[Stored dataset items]
* Start *

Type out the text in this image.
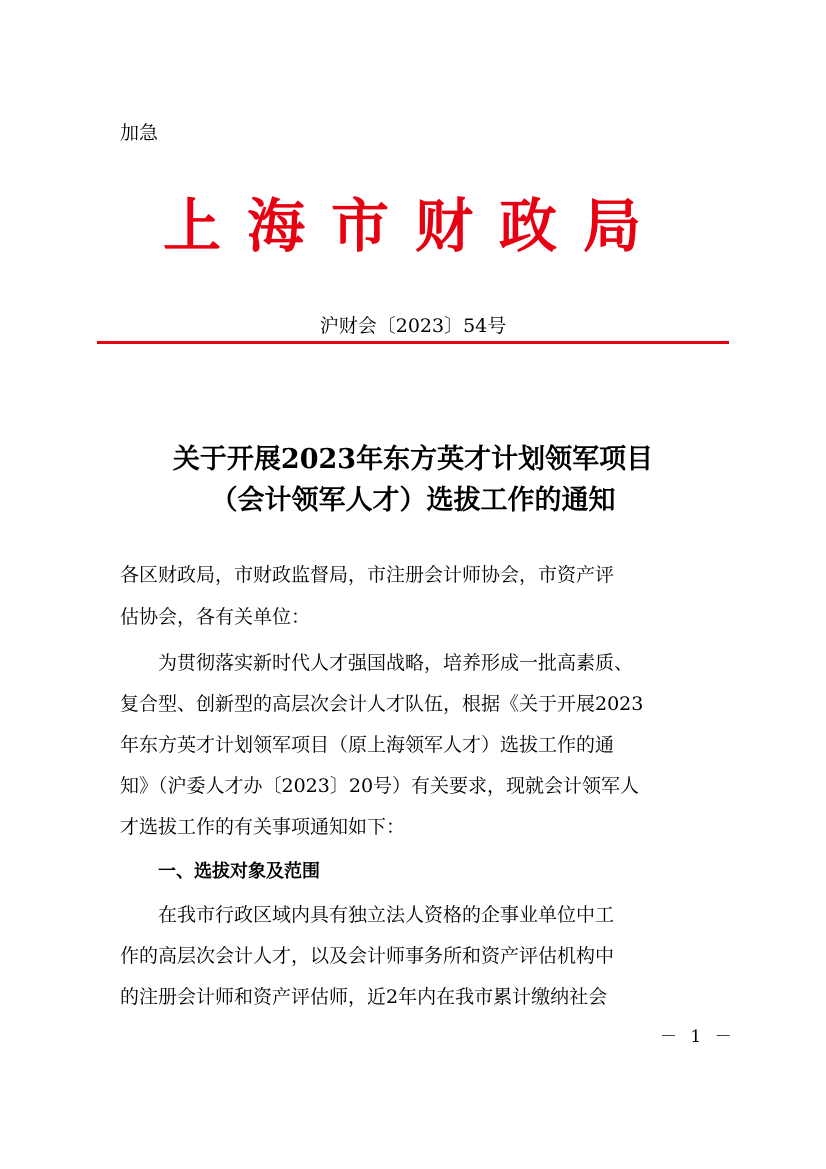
加急
上海市财政局
沪财会〔2023〕54号
关于开展2023年东方英才计划领军项目
（会计领军人才）选拔工作的通知
各区财政局，市财政监督局，市注册会计师协会，市资产评
估协会，各有关单位：
为贯彻落实新时代人才强国战略，培养形成一批高素质、
复合型、创新型的高层次会计人才队伍，根据《关于开展2023
年东方英才计划领军项目（原上海领军人才）选拔工作的通
知》（沪委人才办〔2023〕20号）有关要求，现就会计领军人
才选拔工作的有关事项通知如下：
一、选拔对象及范围
在我市行政区域内具有独立法人资格的企事业单位中工
作的高层次会计人才，以及会计师事务所和资产评估机构中
的注册会计师和资产评估师，近2年内在我市累计缴纳社会
－ 1 －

* End *

**WHAT YOU ARE ASKED TO DO:**
All of the material above should be reproduced exactly, except the pictures.

**EXERCISE ANSWER:**
Type out the text in this image.
加急
上海市财政局
沪财会〔2023〕54号
关于开展2023年东方英才计划领军项目
（会计领军人才）选拔工作的通知
各区财政局，市财政监督局，市注册会计师协会，市资产评
估协会，各有关单位：
为贯彻落实新时代人才强国战略，培养形成一批高素质、
复合型、创新型的高层次会计人才队伍，根据《关于开展2023
年东方英才计划领军项目（原上海领军人才）选拔工作的通
知》（沪委人才办〔2023〕20号）有关要求，现就会计领军人
才选拔工作的有关事项通知如下：
一、选拔对象及范围
在我市行政区域内具有独立法人资格的企事业单位中工
作的高层次会计人才，以及会计师事务所和资产评估机构中
的注册会计师和资产评估师，近2年内在我市累计缴纳社会
－ 1 －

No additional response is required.